Extract each line holding the word "rope" from the entries.

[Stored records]

* * * * *

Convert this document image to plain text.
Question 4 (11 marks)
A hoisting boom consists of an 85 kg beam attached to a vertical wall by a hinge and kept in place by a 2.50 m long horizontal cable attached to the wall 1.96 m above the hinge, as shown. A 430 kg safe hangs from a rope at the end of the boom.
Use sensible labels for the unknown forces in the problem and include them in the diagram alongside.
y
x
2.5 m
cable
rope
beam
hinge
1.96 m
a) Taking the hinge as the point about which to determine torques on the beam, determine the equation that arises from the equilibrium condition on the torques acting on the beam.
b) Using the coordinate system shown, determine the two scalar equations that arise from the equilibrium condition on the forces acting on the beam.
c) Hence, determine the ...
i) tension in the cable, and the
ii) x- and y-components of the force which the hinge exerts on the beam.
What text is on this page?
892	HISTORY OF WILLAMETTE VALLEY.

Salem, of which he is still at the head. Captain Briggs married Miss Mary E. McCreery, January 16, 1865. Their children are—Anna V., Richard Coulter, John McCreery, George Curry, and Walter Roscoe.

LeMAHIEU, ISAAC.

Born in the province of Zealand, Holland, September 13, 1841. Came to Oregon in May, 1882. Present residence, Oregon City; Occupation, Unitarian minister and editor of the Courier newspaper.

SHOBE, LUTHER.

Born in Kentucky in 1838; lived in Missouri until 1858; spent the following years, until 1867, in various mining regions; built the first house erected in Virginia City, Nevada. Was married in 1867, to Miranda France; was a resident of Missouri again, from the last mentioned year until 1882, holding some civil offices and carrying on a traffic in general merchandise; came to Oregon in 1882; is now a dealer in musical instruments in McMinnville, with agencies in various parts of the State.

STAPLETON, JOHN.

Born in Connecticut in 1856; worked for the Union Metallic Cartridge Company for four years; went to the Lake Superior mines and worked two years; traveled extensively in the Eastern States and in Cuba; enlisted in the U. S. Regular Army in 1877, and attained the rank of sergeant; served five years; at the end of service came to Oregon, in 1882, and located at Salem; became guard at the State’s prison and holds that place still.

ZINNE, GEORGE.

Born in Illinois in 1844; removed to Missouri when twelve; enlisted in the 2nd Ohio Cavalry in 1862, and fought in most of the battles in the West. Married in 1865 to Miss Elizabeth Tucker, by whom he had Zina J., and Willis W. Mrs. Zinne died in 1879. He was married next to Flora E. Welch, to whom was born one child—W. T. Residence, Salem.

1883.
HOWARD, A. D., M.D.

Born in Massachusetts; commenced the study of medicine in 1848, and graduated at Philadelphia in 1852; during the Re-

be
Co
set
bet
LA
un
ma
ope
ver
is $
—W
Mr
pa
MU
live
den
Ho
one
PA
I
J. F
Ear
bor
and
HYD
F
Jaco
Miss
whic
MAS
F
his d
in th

* * * * *

• [EXPECTED OUTPUT]:
A hoisting boom consists of an 85 kg beam attached to a vertical wall by a hinge and kept in place by a 2.50 m long horizontal cable attached to the wall 1.96 m above the hinge, as shown. A 430 kg safe hangs from a rope at the end of the boom.
rope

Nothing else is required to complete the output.